##### Provided information #####
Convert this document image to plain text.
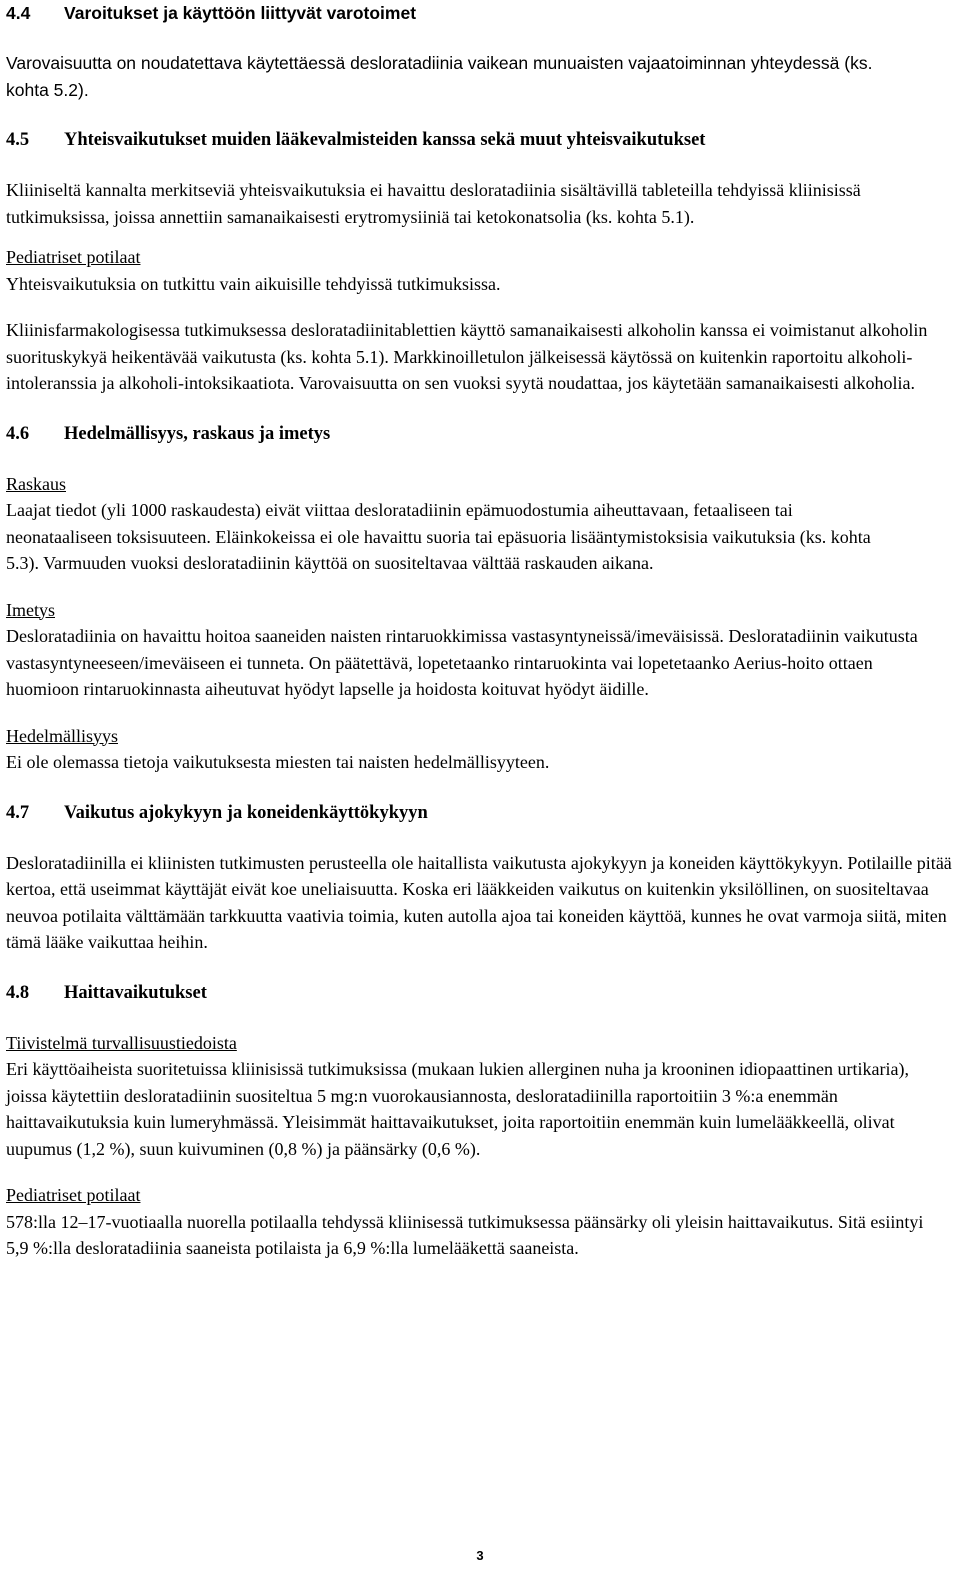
4.4	Varoitukset ja käyttöön liittyvät varotoimet

Varovaisuutta on noudatettava käytettäessä desloratadiinia vaikean munuaisten vajaatoiminnan yhteydessä (ks. kohta 5.2).

4.5	Yhteisvaikutukset muiden lääkevalmisteiden kanssa sekä muut yhteisvaikutukset

Kliiniseltä kannalta merkitseviä yhteisvaikutuksia ei havaittu desloratadiinia sisältävillä tableteilla tehdyissä kliinisissä tutkimuksissa, joissa annettiin samanaikaisesti erytromysiiniä tai ketokonatsolia (ks. kohta 5.1).

Pediatriset potilaat

Yhteisvaikutuksia on tutkittu vain aikuisille tehdyissä tutkimuksissa.

Kliinisfarmakologisessa tutkimuksessa desloratadiinitablettien käyttö samanaikaisesti alkoholin kanssa ei voimistanut alkoholin suorituskykyä heikentävää vaikutusta (ks. kohta 5.1). Markkinoilletulon jälkeisessä käytössä on kuitenkin raportoitu alkoholi-intoleranssia ja alkoholi-intoksikaatiota. Varovaisuutta on sen vuoksi syytä noudattaa, jos käytetään samanaikaisesti alkoholia.

4.6	Hedelmällisyys, raskaus ja imetys

Raskaus

Laajat tiedot (yli 1000 raskaudesta) eivät viittaa desloratadiinin epämuodostumia aiheuttavaan, fetaaliseen tai neonataaliseen toksisuuteen. Eläinkokeissa ei ole havaittu suoria tai epäsuoria lisääntymistoksisia vaikutuksia (ks. kohta 5.3). Varmuuden vuoksi desloratadiinin käyttöä on suositeltavaa välttää raskauden aikana.

Imetys

Desloratadiinia on havaittu hoitoa saaneiden naisten rintaruokkimissa vastasyntyneissä/imeväisissä. Desloratadiinin vaikutusta vastasyntyneeseen/imeväiseen ei tunneta. On päätettävä, lopetetaanko rintaruokinta vai lopetetaanko Aerius-hoito ottaen huomioon rintaruokinnasta aiheutuvat hyödyt lapselle ja hoidosta koituvat hyödyt äidille.

Hedelmällisyys

Ei ole olemassa tietoja vaikutuksesta miesten tai naisten hedelmällisyyteen.

4.7	Vaikutus ajokykyyn ja koneidenkäyttökykyyn

Desloratadiinilla ei kliinisten tutkimusten perusteella ole haitallista vaikutusta ajokykyyn ja koneiden käyttökykyyn. Potilaille pitää kertoa, että useimmat käyttäjät eivät koe uneliaisuutta. Koska eri lääkkeiden vaikutus on kuitenkin yksilöllinen, on suositeltavaa neuvoa potilaita välttämään tarkkuutta vaativia toimia, kuten autolla ajoa tai koneiden käyttöä, kunnes he ovat varmoja siitä, miten tämä lääke vaikuttaa heihin.

4.8	Haittavaikutukset

Tiivistelmä turvallisuustiedoista

Eri käyttöaiheista suoritetuissa kliinisissä tutkimuksissa (mukaan lukien allerginen nuha ja krooninen idiopaattinen urtikaria), joissa käytettiin desloratadiinin suositeltua 5 mg:n vuorokausiannosta, desloratadiinilla raportoitiin 3 %:a enemmän haittavaikutuksia kuin lumeryhmässä. Yleisimmät haittavaikutukset, joita raportoitiin enemmän kuin lumelääkkeellä, olivat uupumus (1,2 %), suun kuivuminen (0,8 %) ja päänsärky (0,6 %).

Pediatriset potilaat

578:lla 12–17-vuotiaalla nuorella potilaalla tehdyssä kliinisessä tutkimuksessa päänsärky oli yleisin haittavaikutus. Sitä esiintyi 5,9 %:lla desloratadiinia saaneista potilaista ja 6,9 %:lla lumelääkettä saaneista.

3
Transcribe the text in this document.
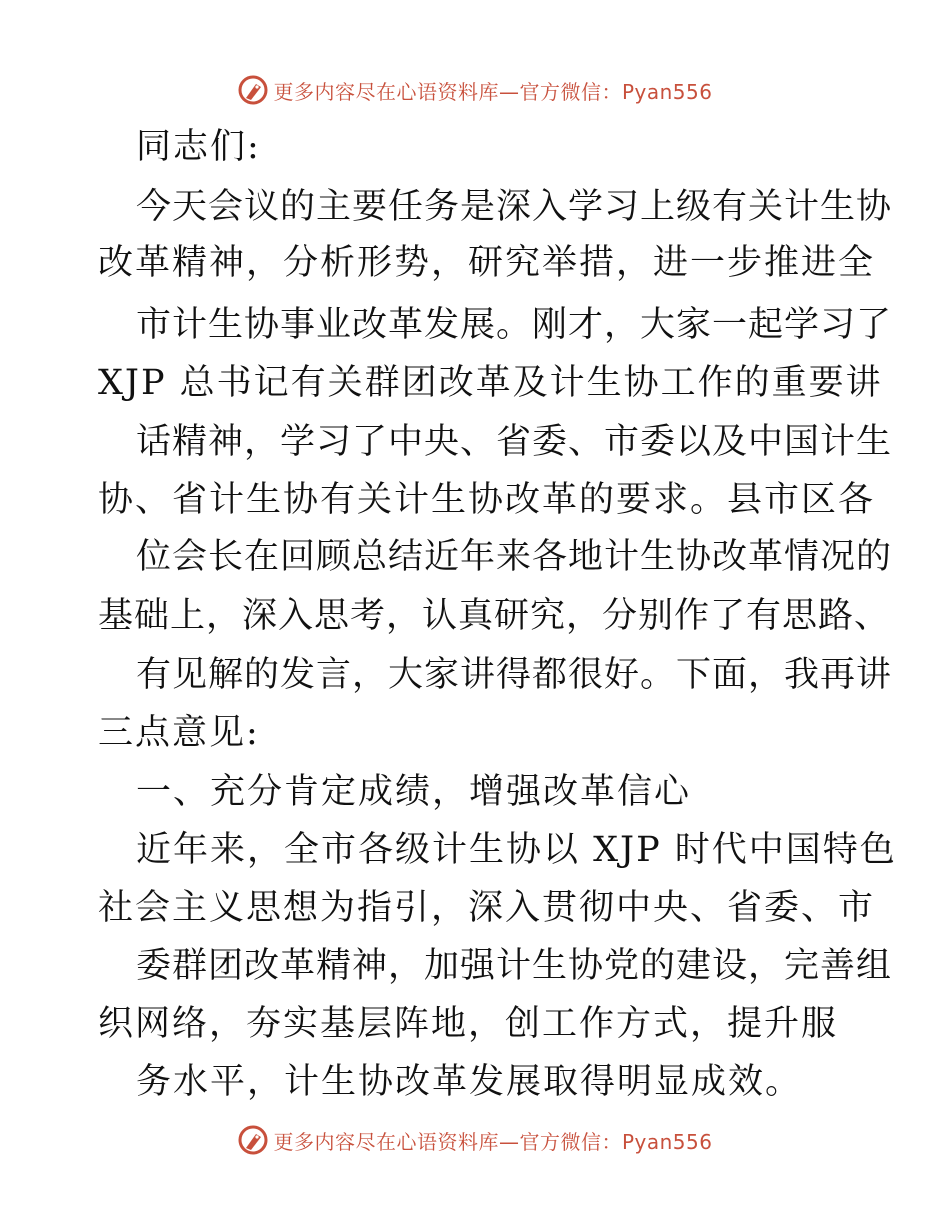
更多内容尽在心语资料库—官方微信：Pyan556
同志们:
今天会议的主要任务是深入学习上级有关计生协
改革精神，分析形势，研究举措，进一步推进全
市计生协事业改革发展。刚才，大家一起学习了
XJP 总书记有关群团改革及计生协工作的重要讲
话精神，学习了中央、省委、市委以及中国计生
协、省计生协有关计生协改革的要求。县市区各
位会长在回顾总结近年来各地计生协改革情况的
基础上，深入思考，认真研究，分别作了有思路、
有见解的发言，大家讲得都很好。下面，我再讲
三点意见:
一、充分肯定成绩，增强改革信心
近年来，全市各级计生协以 XJP 时代中国特色
社会主义思想为指引，深入贯彻中央、省委、市
委群团改革精神，加强计生协党的建设，完善组
织网络，夯实基层阵地，创工作方式，提升服
务水平，计生协改革发展取得明显成效。
更多内容尽在心语资料库—官方微信：Pyan556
#####
**Work to be completed**. Leave every image out, and retype the material exactly.

**Answer**.
Convert this document image to plain text.
4.4	Varoitukset ja käyttöön liittyvät varotoimet

Varovaisuutta on noudatettava käytettäessä desloratadiinia vaikean munuaisten vajaatoiminnan yhteydessä (ks. kohta 5.2).

4.5	Yhteisvaikutukset muiden lääkevalmisteiden kanssa sekä muut yhteisvaikutukset

Kliiniseltä kannalta merkitseviä yhteisvaikutuksia ei havaittu desloratadiinia sisältävillä tableteilla tehdyissä kliinisissä tutkimuksissa, joissa annettiin samanaikaisesti erytromysiiniä tai ketokonatsolia (ks. kohta 5.1).

Pediatriset potilaat

Yhteisvaikutuksia on tutkittu vain aikuisille tehdyissä tutkimuksissa.

Kliinisfarmakologisessa tutkimuksessa desloratadiinitablettien käyttö samanaikaisesti alkoholin kanssa ei voimistanut alkoholin suorituskykyä heikentävää vaikutusta (ks. kohta 5.1). Markkinoilletulon jälkeisessä käytössä on kuitenkin raportoitu alkoholi-intoleranssia ja alkoholi-intoksikaatiota. Varovaisuutta on sen vuoksi syytä noudattaa, jos käytetään samanaikaisesti alkoholia.

4.6	Hedelmällisyys, raskaus ja imetys

Raskaus

Laajat tiedot (yli 1000 raskaudesta) eivät viittaa desloratadiinin epämuodostumia aiheuttavaan, fetaaliseen tai neonataaliseen toksisuuteen. Eläinkokeissa ei ole havaittu suoria tai epäsuoria lisääntymistoksisia vaikutuksia (ks. kohta 5.3). Varmuuden vuoksi desloratadiinin käyttöä on suositeltavaa välttää raskauden aikana.

Imetys

Desloratadiinia on havaittu hoitoa saaneiden naisten rintaruokkimissa vastasyntyneissä/imeväisissä. Desloratadiinin vaikutusta vastasyntyneeseen/imeväiseen ei tunneta. On päätettävä, lopetetaanko rintaruokinta vai lopetetaanko Aerius-hoito ottaen huomioon rintaruokinnasta aiheutuvat hyödyt lapselle ja hoidosta koituvat hyödyt äidille.

Hedelmällisyys

Ei ole olemassa tietoja vaikutuksesta miesten tai naisten hedelmällisyyteen.

4.7	Vaikutus ajokykyyn ja koneidenkäyttökykyyn

Desloratadiinilla ei kliinisten tutkimusten perusteella ole haitallista vaikutusta ajokykyyn ja koneiden käyttökykyyn. Potilaille pitää kertoa, että useimmat käyttäjät eivät koe uneliaisuutta. Koska eri lääkkeiden vaikutus on kuitenkin yksilöllinen, on suositeltavaa neuvoa potilaita välttämään tarkkuutta vaativia toimia, kuten autolla ajoa tai koneiden käyttöä, kunnes he ovat varmoja siitä, miten tämä lääke vaikuttaa heihin.

4.8	Haittavaikutukset

Tiivistelmä turvallisuustiedoista

Eri käyttöaiheista suoritetuissa kliinisissä tutkimuksissa (mukaan lukien allerginen nuha ja krooninen idiopaattinen urtikaria), joissa käytettiin desloratadiinin suositeltua 5 mg:n vuorokausiannosta, desloratadiinilla raportoitiin 3 %:a enemmän haittavaikutuksia kuin lumeryhmässä. Yleisimmät haittavaikutukset, joita raportoitiin enemmän kuin lumelääkkeellä, olivat uupumus (1,2 %), suun kuivuminen (0,8 %) ja päänsärky (0,6 %).

Pediatriset potilaat

578:lla 12–17-vuotiaalla nuorella potilaalla tehdyssä kliinisessä tutkimuksessa päänsärky oli yleisin haittavaikutus. Sitä esiintyi 5,9 %:lla desloratadiinia saaneista potilaista ja 6,9 %:lla lumelääkettä saaneista.

3
Transcribe the text in this document.
更多内容尽在心语资料库—官方微信：Pyan556
同志们:
今天会议的主要任务是深入学习上级有关计生协
改革精神，分析形势，研究举措，进一步推进全
市计生协事业改革发展。刚才，大家一起学习了
XJP 总书记有关群团改革及计生协工作的重要讲
话精神，学习了中央、省委、市委以及中国计生
协、省计生协有关计生协改革的要求。县市区各
位会长在回顾总结近年来各地计生协改革情况的
基础上，深入思考，认真研究，分别作了有思路、
有见解的发言，大家讲得都很好。下面，我再讲
三点意见:
一、充分肯定成绩，增强改革信心
近年来，全市各级计生协以 XJP 时代中国特色
社会主义思想为指引，深入贯彻中央、省委、市
委群团改革精神，加强计生协党的建设，完善组
织网络，夯实基层阵地，创工作方式，提升服
务水平，计生协改革发展取得明显成效。
更多内容尽在心语资料库—官方微信：Pyan556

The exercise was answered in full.